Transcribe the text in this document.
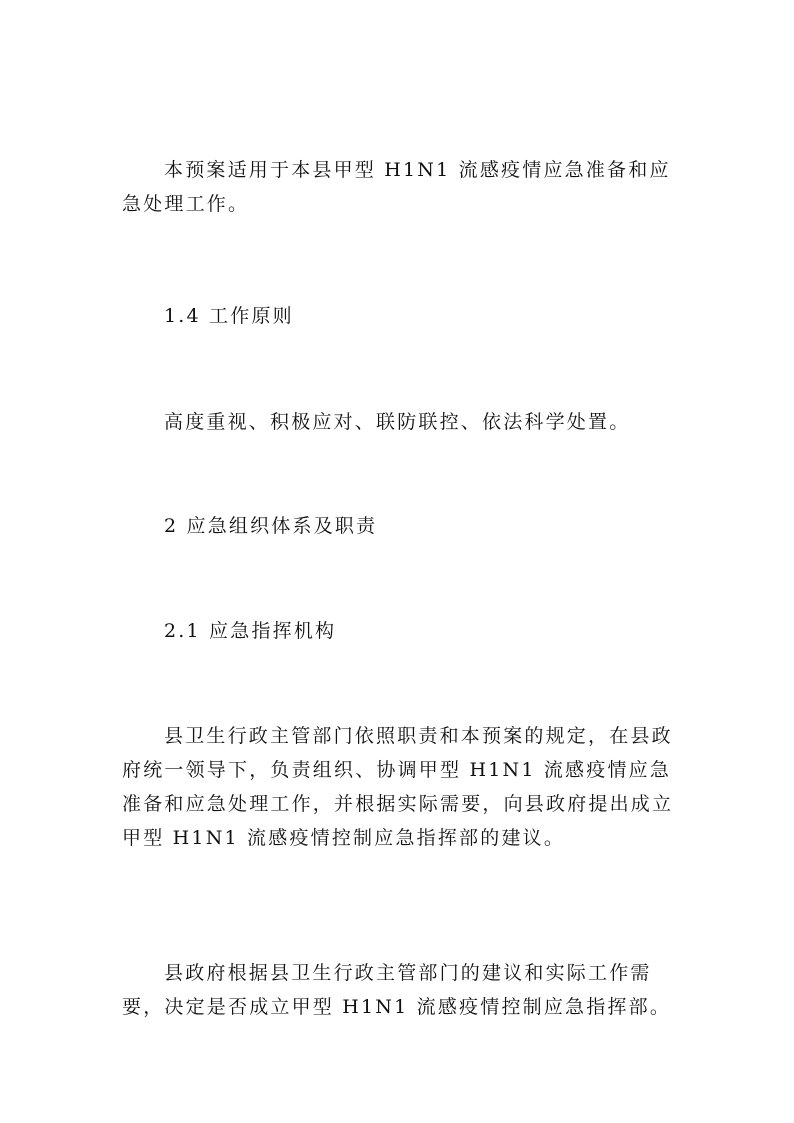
本预案适用于本县甲型 H1N1 流感疫情应急准备和应急处理工作。

1.4 工作原则

高度重视、积极应对、联防联控、依法科学处置。

2 应急组织体系及职责

2.1 应急指挥机构

县卫生行政主管部门依照职责和本预案的规定，在县政府统一领导下，负责组织、协调甲型 H1N1 流感疫情应急准备和应急处理工作，并根据实际需要，向县政府提出成立甲型 H1N1 流感疫情控制应急指挥部的建议。

县政府根据县卫生行政主管部门的建议和实际工作需要，决定是否成立甲型 H1N1 流感疫情控制应急指挥部。
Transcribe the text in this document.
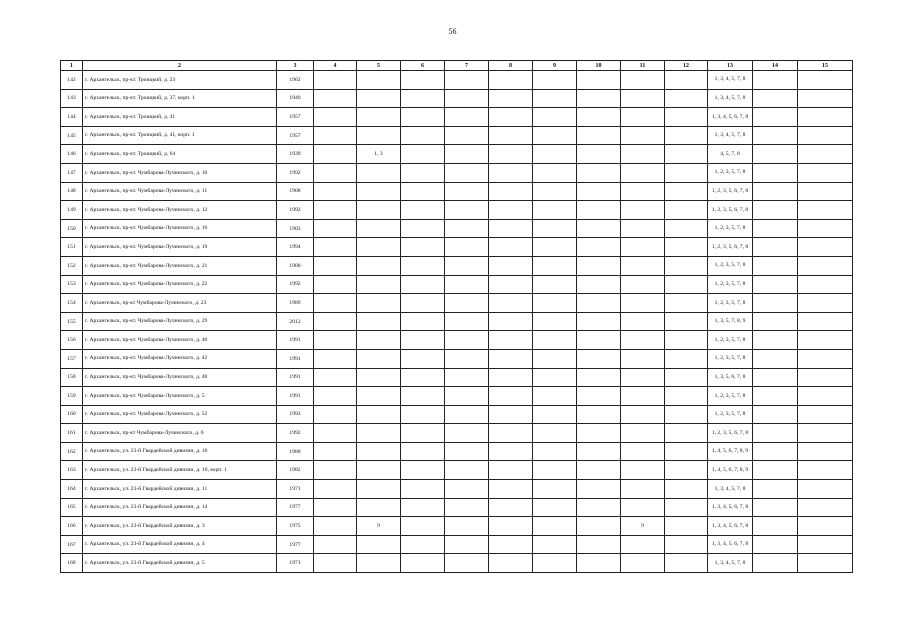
56
1	2	3	4	5	6	7	8	9	10	11	12	13	14	15
142	г. Архангельск, пр-кт. Троицкий, д. 23	1962										1, 3, 4, 5, 7, 8		
143	г. Архангельск, пр-кт. Троицкий, д. 37, корп. 1	1940										1, 3, 4, 5, 7, 8		
144	г. Архангельск, пр-кт. Троицкий, д. 41	1957										1, 3, 4, 5, 6, 7, 8		
145	г. Архангельск, пр-кт. Троицкий, д. 41, корп. 1	1957										1, 3, 4, 5, 7, 8		
146	г. Архангельск, пр-кт. Троицкий, д. 64	1939		1, 3								4, 5, 7, 8		
147	г. Архангельск, пр-кт. Чумбарова-Лучинского, д. 10	1992										1, 2, 3, 5, 7, 8		
148	г. Архангельск, пр-кт. Чумбарова-Лучинского, д. 11	1908										1, 2, 3, 5, 6, 7, 8		
149	г. Архангельск, пр-кт. Чумбарова-Лучинского, д. 12	1992										1, 2, 3, 5, 6, 7, 8		
150	г. Архангельск, пр-кт. Чумбарова-Лучинского, д. 16	1903										1, 2, 3, 5, 7, 8		
151	г. Архангельск, пр-кт. Чумбарова-Лучинского, д. 19	1994										1, 2, 3, 5, 6, 7, 8		
152	г. Архангельск, пр-кт. Чумбарова-Лучинского, д. 21	1900										1, 2, 3, 5, 7, 8		
153	г. Архангельск, пр-кт. Чумбарова-Лучинского, д. 22	1992										1, 2, 3, 5, 7, 8		
154	г. Архангельск, пр-кт Чумбарова-Лучинского, д. 23	1989										1, 2, 3, 5, 7, 8		
155	г. Архангельск, пр-кт. Чумбарова-Лучинского, д. 29	2012										1, 3, 5, 7, 8, 9		
156	г. Архангельск, пр-кт. Чумбарова-Лучинского, д. 40	1991										1, 2, 3, 5, 7, 8		
157	г. Архангельск, пр-кт. Чумбарова-Лучинского, д. 42	1991										1, 2, 3, 5, 7, 8		
158	г. Архангельск, пр-кт. Чумбарова-Лучинского, д. 48	1991										1, 3, 5, 6, 7, 8		
159	г. Архангельск, пр-кт. Чумбарова-Лучинского, д. 5	1991										1, 2, 3, 5, 7, 8		
160	г. Архангельск, пр-кт. Чумбарова-Лучинского, д. 52	1993										1, 2, 3, 5, 7, 8		
161	г. Архангельск, пр-кт Чумбарова-Лучинского, д. 6	1992										1, 2, 3, 5, 6, 7, 8		
162	г. Архангельск, ул. 23-й Гвардейской дивизии, д. 10	1980										1, 4, 5, 6, 7, 8, 9		
163	г. Архангельск, ул. 23-й Гвардейской дивизии, д. 10, корп. 1	1982										1, 4, 5, 6, 7, 8, 9		
164	г. Архангельск, ул. 23-й Гвардейской дивизии, д. 11	1971										1, 3, 4, 5, 7, 8		
165	г. Архангельск, ул. 23-й Гвардейской дивизии, д. 14	1977										1, 3, 4, 5, 6, 7, 8		
166	г. Архангельск, ул. 23-й Гвардейской дивизии, д. 3	1975		9						9		1, 3, 4, 5, 6, 7, 8		
167	г. Архангельск, ул. 23-й Гвардейской дивизии, д. 4	1977										1, 3, 4, 5, 6, 7, 8		
168	г. Архангельск, ул. 23-й Гвардейской дивизии, д. 5	1971										1, 3, 4, 5, 7, 8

++++++++++++++++++++

_Aim_:
Work through the listing above and report how many lines include the string "дивизии", with no other text.

_Response_:
7